(Stored records)

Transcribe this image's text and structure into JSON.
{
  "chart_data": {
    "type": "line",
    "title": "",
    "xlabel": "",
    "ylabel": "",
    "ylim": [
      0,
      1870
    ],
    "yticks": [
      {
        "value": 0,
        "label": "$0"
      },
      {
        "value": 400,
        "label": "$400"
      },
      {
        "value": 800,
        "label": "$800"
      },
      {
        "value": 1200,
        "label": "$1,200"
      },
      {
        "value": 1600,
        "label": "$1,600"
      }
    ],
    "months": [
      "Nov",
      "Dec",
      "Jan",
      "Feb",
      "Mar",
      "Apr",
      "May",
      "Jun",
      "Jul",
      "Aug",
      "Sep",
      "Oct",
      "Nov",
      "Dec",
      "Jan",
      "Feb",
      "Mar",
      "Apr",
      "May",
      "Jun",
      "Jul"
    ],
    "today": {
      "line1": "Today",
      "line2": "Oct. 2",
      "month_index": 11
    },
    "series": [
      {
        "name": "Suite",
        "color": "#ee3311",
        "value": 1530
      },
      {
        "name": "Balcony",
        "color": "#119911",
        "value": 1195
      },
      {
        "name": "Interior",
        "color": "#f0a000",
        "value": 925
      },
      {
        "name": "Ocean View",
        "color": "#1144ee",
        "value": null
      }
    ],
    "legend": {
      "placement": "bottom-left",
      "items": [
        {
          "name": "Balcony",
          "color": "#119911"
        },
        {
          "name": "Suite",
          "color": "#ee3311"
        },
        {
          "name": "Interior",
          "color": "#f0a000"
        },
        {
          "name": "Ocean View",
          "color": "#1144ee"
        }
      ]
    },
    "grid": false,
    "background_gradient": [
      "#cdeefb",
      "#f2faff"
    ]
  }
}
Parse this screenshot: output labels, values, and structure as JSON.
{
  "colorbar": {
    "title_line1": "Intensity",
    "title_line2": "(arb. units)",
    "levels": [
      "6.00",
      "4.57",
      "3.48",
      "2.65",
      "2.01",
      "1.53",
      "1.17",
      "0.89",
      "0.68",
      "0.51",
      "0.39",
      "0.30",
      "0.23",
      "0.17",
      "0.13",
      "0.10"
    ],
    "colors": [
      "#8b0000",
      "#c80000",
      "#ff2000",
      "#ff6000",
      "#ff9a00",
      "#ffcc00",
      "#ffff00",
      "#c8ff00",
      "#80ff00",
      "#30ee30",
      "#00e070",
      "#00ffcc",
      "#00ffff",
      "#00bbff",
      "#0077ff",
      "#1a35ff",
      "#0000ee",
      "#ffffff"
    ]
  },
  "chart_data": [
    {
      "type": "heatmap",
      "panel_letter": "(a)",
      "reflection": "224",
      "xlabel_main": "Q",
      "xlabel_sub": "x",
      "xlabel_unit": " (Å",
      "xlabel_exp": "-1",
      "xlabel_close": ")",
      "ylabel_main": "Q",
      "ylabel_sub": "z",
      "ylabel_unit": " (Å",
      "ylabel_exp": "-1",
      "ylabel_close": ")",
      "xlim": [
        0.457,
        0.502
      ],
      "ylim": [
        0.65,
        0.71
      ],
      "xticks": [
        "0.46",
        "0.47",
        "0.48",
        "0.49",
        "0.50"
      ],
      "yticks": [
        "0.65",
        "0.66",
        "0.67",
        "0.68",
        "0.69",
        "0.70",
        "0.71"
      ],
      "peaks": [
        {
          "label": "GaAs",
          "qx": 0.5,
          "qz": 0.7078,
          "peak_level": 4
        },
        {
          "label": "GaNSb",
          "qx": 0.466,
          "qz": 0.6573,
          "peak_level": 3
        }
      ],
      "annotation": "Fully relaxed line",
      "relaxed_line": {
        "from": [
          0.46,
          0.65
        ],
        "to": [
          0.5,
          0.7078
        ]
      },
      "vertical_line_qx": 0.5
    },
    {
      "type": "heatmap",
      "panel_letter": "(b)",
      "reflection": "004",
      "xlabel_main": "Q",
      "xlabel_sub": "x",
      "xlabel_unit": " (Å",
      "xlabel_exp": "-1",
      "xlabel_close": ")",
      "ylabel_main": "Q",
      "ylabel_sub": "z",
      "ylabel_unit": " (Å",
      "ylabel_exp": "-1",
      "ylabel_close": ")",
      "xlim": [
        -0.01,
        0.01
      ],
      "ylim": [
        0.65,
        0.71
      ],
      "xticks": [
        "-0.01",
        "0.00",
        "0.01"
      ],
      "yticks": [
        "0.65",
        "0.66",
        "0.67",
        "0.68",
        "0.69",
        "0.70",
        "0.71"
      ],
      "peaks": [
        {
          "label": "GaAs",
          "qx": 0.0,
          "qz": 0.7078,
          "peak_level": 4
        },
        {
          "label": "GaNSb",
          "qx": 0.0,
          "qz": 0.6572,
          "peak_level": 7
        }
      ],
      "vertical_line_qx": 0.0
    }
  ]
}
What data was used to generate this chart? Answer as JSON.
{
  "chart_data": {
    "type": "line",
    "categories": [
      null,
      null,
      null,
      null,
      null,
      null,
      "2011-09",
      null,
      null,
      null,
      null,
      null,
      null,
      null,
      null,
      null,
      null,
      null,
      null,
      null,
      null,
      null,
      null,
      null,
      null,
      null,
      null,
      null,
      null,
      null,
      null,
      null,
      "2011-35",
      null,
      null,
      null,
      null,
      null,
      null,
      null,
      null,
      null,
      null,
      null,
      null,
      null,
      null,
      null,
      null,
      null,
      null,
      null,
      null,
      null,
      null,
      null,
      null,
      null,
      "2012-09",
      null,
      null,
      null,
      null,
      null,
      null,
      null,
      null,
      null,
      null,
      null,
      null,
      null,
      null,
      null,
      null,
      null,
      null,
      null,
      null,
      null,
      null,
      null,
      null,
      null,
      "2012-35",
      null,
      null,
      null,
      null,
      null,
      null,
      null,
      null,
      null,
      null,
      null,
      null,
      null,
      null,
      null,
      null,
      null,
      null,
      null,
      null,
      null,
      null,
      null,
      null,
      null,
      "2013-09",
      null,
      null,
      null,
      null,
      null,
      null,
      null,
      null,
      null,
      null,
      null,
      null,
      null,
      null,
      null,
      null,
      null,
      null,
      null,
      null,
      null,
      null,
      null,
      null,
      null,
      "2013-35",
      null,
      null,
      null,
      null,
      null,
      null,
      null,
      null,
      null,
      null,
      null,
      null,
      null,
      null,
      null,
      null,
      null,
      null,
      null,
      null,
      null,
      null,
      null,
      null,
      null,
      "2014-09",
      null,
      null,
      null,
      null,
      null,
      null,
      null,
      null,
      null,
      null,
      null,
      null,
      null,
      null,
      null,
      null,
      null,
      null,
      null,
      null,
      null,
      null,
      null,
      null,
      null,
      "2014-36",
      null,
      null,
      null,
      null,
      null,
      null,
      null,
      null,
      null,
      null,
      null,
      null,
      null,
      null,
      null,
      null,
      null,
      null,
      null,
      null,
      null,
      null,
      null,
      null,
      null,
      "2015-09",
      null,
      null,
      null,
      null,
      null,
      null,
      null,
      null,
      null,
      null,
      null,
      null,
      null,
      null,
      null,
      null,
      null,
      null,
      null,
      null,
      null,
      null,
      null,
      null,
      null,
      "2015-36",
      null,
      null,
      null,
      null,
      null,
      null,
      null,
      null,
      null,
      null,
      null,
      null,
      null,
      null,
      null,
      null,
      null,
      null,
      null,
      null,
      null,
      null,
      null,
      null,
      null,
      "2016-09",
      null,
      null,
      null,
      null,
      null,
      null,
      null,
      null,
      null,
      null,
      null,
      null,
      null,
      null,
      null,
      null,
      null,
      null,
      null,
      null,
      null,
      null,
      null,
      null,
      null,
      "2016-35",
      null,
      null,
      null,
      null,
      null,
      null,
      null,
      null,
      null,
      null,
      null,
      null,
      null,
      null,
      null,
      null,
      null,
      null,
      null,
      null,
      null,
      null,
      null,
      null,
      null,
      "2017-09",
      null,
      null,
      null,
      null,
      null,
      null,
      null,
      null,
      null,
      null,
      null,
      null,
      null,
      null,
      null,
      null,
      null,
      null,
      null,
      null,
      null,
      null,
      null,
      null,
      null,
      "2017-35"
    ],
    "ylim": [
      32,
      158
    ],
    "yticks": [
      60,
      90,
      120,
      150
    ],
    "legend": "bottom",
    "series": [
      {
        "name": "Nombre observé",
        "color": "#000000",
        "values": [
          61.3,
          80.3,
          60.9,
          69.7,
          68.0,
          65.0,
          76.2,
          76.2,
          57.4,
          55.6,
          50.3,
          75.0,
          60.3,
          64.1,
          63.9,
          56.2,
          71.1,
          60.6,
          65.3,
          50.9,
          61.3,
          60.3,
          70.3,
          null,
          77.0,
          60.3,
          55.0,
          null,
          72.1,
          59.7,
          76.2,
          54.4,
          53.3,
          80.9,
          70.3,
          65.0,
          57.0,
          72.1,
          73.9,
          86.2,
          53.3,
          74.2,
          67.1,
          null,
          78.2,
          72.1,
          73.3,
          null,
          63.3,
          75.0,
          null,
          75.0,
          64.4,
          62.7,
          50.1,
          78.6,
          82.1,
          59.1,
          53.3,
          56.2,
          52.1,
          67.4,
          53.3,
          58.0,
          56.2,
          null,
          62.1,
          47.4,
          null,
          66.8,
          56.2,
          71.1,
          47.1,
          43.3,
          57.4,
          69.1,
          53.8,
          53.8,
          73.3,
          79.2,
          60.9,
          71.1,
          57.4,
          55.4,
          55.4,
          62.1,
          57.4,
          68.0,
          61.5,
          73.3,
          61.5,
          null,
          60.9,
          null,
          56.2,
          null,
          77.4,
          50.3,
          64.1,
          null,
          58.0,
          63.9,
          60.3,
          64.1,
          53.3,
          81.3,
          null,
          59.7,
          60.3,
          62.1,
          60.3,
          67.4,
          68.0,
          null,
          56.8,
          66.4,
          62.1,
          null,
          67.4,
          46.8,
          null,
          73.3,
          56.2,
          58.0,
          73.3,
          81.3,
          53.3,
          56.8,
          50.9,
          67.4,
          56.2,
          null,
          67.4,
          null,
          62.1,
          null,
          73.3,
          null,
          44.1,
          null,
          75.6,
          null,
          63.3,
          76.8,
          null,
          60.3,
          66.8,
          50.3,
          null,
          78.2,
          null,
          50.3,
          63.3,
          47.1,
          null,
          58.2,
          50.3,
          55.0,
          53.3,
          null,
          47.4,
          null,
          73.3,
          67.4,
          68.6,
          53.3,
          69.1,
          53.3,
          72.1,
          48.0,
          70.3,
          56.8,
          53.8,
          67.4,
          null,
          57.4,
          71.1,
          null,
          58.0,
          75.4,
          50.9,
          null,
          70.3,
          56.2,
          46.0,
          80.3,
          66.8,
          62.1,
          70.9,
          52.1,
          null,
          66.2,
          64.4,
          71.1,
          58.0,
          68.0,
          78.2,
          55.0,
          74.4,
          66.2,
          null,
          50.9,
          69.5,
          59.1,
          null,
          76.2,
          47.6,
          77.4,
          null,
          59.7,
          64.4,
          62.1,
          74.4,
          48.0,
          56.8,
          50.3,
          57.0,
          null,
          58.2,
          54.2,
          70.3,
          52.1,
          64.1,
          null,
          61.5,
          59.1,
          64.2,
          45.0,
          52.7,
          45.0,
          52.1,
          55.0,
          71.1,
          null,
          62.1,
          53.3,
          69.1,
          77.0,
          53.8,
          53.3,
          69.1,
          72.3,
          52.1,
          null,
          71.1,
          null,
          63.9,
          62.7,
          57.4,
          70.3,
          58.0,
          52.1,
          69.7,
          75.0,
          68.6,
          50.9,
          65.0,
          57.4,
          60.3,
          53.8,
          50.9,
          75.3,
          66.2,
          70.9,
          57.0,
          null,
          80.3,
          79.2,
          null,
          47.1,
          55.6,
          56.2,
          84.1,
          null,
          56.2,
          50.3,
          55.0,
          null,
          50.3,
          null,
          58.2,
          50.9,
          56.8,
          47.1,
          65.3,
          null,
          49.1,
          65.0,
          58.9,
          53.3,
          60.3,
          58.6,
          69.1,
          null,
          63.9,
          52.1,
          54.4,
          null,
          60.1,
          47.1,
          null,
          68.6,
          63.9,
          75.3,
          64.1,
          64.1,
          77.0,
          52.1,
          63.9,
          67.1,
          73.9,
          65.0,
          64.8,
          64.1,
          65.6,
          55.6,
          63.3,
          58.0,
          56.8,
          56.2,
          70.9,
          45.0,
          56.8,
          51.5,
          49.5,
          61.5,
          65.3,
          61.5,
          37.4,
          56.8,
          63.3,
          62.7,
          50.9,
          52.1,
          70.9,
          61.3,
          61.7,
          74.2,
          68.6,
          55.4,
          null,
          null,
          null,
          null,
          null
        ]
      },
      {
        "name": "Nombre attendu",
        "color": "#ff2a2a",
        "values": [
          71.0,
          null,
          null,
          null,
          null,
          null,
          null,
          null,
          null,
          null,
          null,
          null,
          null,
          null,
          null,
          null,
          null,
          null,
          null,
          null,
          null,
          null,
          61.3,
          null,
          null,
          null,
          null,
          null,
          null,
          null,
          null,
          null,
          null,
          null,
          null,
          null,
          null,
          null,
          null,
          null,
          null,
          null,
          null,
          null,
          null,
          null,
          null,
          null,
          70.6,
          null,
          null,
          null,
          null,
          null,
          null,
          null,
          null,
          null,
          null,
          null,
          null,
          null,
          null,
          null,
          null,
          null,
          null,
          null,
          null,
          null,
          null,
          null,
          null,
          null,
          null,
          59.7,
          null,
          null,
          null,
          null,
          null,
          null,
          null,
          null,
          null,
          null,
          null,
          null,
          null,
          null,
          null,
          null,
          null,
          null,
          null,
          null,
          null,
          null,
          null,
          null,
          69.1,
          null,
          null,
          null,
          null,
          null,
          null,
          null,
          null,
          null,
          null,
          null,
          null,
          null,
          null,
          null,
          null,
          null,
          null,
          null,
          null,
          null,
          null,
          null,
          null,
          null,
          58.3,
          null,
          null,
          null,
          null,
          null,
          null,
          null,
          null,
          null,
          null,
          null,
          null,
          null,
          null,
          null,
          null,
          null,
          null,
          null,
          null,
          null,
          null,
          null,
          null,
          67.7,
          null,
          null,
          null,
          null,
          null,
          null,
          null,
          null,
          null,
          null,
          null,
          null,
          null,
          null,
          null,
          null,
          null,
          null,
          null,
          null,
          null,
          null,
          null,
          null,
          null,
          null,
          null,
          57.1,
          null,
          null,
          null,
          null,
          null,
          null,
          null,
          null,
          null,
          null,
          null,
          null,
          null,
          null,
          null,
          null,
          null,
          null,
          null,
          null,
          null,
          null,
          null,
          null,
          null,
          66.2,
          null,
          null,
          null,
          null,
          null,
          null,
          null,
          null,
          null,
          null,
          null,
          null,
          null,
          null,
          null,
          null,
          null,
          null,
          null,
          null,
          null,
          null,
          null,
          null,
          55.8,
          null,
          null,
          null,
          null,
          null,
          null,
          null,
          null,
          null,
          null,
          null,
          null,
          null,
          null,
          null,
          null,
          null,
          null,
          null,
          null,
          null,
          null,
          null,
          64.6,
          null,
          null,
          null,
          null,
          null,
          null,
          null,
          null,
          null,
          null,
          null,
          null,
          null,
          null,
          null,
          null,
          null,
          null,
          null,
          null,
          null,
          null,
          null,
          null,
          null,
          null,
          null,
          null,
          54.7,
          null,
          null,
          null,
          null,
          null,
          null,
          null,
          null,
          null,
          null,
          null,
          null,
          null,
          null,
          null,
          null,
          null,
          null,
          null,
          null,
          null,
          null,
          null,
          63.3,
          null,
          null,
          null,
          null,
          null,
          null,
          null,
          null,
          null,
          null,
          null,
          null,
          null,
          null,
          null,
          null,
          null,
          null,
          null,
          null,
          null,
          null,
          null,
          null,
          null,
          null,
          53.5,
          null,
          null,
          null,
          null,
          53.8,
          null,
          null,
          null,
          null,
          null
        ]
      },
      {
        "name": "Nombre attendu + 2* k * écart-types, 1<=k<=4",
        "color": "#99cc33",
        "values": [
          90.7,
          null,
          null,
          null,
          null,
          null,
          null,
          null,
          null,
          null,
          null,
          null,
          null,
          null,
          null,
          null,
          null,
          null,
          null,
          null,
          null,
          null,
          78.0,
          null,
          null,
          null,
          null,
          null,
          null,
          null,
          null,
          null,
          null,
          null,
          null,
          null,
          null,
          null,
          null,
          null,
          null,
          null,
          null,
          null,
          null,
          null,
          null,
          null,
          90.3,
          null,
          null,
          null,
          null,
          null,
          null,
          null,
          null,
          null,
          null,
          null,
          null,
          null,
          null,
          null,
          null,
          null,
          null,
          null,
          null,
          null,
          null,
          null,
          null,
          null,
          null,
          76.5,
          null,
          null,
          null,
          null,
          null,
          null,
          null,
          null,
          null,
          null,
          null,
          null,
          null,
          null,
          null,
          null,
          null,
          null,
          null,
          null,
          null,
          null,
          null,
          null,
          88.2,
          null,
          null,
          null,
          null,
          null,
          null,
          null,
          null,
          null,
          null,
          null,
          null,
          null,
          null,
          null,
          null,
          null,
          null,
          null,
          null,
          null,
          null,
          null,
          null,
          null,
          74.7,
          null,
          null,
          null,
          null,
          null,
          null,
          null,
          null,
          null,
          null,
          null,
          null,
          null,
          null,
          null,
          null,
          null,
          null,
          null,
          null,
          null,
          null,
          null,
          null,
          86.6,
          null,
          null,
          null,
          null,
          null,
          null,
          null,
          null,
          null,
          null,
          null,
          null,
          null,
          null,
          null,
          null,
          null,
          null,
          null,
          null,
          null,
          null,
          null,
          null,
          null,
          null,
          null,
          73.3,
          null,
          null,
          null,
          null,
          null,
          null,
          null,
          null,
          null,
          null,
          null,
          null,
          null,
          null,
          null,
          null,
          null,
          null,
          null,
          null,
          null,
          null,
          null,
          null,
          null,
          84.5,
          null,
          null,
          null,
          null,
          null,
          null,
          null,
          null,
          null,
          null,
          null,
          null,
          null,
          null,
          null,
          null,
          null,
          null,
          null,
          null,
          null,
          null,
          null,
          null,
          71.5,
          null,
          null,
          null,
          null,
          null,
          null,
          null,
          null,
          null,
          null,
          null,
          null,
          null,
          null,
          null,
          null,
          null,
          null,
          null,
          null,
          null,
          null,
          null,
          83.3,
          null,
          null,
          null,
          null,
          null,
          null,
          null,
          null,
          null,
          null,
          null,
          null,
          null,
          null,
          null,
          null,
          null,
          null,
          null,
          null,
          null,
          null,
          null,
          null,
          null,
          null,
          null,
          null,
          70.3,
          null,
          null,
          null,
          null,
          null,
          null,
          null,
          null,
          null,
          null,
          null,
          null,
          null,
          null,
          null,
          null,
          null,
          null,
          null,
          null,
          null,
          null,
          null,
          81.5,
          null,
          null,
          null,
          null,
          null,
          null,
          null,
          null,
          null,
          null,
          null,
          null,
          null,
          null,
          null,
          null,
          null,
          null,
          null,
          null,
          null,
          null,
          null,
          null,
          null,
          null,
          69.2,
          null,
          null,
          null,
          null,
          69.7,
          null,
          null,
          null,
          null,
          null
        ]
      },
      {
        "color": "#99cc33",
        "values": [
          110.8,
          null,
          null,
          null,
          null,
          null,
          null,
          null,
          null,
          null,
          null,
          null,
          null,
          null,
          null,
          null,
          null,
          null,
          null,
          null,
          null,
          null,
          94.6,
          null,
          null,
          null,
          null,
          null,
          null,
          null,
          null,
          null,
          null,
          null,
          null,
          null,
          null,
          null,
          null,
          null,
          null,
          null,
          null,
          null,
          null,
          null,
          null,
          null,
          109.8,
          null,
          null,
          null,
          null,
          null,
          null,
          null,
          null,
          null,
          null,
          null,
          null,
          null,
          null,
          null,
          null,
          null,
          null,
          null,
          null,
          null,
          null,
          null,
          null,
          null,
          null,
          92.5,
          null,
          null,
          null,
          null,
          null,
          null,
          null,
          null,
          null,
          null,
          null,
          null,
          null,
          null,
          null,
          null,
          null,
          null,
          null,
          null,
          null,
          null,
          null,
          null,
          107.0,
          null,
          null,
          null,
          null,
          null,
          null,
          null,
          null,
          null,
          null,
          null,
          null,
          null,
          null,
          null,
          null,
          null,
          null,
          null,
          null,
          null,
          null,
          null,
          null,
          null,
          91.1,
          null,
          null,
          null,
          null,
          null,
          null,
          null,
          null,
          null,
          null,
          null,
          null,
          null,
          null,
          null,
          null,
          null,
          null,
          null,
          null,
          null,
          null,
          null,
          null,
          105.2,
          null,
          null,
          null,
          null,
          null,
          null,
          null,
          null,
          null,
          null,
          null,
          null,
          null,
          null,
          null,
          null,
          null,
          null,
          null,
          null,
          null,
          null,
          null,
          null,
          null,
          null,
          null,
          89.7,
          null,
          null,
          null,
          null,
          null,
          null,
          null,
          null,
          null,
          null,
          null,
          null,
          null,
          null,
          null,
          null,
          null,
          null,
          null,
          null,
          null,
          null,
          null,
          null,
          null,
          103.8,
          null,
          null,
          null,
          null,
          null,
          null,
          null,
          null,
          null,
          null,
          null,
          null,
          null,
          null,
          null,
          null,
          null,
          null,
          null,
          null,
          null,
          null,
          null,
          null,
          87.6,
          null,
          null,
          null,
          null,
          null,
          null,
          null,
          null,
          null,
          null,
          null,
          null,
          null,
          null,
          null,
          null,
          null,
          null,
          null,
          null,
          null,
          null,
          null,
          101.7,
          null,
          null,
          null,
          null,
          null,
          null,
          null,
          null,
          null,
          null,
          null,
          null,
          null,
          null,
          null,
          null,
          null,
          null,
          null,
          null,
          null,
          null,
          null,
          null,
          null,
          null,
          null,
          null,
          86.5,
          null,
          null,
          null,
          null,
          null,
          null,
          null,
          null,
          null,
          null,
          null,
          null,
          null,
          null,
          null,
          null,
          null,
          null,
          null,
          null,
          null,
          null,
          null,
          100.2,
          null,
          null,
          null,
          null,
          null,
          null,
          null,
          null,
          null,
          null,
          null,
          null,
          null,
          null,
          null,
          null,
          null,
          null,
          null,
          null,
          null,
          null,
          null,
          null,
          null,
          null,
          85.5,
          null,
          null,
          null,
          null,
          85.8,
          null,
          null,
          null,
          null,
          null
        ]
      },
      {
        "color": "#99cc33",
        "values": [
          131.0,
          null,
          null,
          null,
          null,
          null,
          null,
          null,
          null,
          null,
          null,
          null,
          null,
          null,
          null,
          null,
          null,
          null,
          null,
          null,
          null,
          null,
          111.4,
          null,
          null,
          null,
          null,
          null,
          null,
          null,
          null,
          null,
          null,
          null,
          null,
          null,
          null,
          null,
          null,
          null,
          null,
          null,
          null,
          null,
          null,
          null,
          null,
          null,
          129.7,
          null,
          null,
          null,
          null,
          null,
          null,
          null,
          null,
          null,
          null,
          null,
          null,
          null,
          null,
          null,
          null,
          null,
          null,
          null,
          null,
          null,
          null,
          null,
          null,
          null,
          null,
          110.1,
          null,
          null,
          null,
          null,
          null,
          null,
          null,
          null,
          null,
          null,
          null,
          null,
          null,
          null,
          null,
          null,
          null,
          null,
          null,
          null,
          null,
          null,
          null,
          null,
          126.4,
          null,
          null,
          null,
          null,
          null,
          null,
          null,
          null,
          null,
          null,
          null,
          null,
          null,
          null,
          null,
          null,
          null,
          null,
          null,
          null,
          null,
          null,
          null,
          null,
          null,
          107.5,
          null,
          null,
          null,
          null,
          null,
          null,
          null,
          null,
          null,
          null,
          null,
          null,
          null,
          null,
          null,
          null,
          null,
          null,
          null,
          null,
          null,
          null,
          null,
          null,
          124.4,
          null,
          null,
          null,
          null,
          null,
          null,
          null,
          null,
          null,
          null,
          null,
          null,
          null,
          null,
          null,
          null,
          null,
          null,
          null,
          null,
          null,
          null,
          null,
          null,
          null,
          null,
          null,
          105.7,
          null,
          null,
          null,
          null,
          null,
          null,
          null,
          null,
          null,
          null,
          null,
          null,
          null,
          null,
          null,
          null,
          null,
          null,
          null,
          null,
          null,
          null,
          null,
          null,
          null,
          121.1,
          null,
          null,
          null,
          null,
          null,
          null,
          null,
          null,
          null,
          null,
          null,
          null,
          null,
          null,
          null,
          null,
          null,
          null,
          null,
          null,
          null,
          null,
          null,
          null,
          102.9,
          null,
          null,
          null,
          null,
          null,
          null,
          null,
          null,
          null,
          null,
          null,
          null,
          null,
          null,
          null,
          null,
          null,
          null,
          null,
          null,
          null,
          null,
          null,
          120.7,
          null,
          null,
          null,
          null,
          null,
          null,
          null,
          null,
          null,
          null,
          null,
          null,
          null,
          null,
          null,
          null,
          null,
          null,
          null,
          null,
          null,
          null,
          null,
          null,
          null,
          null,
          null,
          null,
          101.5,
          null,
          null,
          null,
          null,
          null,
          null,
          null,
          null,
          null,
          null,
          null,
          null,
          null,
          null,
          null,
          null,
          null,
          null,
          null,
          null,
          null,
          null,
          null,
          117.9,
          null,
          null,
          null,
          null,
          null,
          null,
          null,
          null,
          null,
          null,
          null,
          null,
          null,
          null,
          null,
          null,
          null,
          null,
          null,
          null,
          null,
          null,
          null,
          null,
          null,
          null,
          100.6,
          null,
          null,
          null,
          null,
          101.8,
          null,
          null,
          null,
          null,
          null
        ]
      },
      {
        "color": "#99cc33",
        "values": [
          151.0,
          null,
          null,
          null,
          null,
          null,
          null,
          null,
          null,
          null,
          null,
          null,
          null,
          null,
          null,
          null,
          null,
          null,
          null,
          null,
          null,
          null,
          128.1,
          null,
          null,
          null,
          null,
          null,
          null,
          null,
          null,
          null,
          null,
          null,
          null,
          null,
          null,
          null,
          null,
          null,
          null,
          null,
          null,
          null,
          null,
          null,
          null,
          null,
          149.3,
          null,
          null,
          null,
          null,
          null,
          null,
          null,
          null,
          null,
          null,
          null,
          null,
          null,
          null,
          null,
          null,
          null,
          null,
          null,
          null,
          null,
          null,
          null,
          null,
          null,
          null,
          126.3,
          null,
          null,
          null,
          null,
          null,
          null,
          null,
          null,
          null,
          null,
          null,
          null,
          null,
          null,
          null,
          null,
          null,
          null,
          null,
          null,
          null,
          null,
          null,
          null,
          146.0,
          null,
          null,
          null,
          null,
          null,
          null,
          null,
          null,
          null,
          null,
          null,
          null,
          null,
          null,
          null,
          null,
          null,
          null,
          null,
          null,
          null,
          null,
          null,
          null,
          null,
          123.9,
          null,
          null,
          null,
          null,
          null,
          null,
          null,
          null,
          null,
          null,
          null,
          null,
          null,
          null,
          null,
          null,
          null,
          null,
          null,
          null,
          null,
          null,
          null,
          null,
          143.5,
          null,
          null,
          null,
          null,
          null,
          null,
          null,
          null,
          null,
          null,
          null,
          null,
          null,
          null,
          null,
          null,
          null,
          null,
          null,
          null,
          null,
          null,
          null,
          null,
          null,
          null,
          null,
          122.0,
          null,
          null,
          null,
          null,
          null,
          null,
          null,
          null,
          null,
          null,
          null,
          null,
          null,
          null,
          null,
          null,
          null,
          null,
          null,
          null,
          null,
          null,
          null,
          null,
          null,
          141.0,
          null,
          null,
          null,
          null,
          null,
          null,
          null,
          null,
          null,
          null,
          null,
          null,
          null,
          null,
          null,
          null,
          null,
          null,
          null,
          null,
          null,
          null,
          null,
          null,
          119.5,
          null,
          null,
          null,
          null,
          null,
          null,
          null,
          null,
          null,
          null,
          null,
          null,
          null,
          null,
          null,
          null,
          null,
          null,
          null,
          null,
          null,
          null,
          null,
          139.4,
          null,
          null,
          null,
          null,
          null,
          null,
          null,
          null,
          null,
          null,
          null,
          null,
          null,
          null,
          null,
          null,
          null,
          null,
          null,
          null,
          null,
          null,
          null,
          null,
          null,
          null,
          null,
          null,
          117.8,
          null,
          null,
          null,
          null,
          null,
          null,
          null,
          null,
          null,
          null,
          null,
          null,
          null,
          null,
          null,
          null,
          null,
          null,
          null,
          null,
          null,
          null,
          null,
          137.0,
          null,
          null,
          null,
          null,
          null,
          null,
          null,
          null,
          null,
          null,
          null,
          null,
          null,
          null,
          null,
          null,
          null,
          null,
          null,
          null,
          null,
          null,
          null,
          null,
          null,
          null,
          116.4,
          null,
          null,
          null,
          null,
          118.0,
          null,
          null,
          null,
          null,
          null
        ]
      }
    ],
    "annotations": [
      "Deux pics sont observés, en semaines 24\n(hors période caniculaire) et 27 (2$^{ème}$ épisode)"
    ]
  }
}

Requirement = Search the entries for the word "bottom" and gather every line where it appears.

Result of this exercise =
      "placement": "bottom-left",
    "legend": "bottom",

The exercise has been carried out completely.